[Dataset items]
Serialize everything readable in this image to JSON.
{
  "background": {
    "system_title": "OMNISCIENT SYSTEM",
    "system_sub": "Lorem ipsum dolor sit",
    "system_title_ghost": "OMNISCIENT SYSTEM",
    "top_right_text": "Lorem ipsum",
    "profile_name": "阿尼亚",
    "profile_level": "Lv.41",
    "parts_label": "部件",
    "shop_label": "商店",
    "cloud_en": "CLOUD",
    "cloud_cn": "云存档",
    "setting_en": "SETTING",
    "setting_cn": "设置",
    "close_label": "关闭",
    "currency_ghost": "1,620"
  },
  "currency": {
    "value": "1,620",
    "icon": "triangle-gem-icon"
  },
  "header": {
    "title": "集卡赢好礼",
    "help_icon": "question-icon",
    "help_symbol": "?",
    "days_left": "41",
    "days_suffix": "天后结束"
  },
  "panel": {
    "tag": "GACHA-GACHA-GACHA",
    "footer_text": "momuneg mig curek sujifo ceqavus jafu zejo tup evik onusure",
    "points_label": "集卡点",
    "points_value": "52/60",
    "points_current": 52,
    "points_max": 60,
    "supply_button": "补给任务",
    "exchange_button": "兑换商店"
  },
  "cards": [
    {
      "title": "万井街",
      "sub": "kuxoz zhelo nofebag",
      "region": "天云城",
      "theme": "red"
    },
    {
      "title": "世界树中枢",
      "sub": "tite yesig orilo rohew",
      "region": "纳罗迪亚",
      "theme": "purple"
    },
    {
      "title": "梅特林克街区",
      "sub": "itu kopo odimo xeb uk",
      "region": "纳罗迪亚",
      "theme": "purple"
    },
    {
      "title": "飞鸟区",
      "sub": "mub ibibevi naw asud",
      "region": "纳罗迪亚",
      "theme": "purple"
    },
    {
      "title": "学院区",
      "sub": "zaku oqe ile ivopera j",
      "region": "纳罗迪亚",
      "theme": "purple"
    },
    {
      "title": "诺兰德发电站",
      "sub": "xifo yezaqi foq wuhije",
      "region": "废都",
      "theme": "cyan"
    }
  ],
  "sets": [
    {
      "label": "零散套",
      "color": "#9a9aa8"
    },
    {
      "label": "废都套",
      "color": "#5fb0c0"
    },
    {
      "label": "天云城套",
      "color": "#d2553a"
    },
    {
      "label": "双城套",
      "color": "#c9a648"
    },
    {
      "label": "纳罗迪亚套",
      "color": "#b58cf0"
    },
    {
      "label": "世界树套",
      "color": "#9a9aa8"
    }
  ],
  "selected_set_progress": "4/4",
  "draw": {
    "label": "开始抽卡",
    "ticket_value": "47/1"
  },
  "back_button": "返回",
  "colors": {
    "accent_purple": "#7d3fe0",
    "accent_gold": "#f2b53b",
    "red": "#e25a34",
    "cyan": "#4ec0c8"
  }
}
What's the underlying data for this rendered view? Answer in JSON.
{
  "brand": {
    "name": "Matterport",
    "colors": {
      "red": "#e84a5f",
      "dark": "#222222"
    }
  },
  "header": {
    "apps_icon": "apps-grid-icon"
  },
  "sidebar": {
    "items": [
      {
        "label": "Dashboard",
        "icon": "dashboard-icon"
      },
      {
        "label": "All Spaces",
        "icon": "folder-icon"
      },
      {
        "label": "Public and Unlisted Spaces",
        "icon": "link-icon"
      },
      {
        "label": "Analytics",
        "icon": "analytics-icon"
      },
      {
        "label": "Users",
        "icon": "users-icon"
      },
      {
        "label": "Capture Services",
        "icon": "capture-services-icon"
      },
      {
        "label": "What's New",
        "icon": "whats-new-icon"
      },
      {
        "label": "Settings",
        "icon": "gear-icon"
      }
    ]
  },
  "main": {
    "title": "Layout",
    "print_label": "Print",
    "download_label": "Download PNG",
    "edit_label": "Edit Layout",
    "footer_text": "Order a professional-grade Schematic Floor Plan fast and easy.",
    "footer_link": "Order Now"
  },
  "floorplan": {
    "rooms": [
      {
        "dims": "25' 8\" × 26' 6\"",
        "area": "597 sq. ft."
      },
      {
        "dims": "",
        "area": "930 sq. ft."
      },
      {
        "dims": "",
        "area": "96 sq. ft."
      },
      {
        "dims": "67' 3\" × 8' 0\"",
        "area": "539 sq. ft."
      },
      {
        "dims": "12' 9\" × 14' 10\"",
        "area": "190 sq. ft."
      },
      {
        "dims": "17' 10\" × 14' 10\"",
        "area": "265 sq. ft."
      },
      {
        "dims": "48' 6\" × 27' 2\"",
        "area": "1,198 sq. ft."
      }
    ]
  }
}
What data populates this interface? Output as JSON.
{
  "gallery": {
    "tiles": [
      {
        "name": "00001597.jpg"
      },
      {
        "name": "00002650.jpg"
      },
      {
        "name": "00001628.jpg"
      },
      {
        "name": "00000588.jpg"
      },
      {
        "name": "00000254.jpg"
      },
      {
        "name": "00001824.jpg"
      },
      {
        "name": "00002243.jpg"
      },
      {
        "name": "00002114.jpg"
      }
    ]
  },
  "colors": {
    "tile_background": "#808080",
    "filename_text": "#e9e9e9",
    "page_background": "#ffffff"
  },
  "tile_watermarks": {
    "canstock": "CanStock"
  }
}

▶ _Requirements_
Your answer should be a single number: how many lines of the material contain the word "Order".

▶ _Result for this task_
2